WRITTEN PROBLEM:
Copy every line of the data that contains the string "producción".

- - - - -

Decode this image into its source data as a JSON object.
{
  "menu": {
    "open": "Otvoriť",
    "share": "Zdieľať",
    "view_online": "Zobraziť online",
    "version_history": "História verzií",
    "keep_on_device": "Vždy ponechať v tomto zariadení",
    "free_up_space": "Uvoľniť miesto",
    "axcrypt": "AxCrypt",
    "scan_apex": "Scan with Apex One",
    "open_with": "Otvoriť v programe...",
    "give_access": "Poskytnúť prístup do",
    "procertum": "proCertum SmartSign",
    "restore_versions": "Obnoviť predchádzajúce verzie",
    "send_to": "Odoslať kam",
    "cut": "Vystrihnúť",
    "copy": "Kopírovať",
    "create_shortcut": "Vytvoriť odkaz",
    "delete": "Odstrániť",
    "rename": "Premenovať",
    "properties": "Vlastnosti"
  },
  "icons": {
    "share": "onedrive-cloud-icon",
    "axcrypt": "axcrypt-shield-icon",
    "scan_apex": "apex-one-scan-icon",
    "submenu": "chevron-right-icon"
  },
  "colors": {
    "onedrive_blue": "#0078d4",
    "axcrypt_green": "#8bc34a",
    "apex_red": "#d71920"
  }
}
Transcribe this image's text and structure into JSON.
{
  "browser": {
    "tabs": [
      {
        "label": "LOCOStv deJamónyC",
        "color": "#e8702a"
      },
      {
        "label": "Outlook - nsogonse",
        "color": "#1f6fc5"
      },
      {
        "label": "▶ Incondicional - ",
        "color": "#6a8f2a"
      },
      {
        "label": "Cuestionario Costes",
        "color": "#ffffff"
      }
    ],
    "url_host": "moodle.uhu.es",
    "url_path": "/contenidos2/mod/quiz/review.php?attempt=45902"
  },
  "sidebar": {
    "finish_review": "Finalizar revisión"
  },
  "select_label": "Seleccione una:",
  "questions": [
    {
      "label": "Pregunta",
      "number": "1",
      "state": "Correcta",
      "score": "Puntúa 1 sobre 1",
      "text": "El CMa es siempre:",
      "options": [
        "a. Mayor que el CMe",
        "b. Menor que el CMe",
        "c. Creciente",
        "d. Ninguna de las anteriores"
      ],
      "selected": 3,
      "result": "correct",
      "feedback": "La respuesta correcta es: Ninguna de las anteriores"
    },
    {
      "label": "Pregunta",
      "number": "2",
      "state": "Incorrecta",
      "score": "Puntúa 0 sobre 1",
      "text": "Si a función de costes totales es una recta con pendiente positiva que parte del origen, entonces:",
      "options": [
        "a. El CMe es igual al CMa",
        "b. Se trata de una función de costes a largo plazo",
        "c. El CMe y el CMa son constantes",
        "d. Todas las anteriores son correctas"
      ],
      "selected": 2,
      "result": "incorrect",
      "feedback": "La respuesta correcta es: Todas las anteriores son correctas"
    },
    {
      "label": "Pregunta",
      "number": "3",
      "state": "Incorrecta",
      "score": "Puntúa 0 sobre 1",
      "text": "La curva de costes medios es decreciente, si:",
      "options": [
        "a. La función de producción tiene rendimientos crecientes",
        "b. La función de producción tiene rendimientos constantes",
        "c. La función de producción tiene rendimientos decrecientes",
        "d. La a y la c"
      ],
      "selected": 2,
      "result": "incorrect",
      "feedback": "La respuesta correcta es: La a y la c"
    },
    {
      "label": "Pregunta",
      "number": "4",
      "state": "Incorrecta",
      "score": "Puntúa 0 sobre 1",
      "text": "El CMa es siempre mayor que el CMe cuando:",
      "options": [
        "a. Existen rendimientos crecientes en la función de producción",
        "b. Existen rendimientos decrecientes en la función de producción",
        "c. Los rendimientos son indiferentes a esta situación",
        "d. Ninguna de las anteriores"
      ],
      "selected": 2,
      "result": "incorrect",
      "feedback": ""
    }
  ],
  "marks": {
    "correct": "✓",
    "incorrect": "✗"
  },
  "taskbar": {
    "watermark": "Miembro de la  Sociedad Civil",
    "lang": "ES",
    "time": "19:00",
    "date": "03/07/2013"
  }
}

- - - - -

SOLVED PROBLEM:
        "a. La función de producción tiene rendimientos crecientes",
        "b. La función de producción tiene rendimientos constantes",
        "c. La función de producción tiene rendimientos decrecientes",
        "a. Existen rendimientos crecientes en la función de producción",
        "b. Existen rendimientos decrecientes en la función de producción",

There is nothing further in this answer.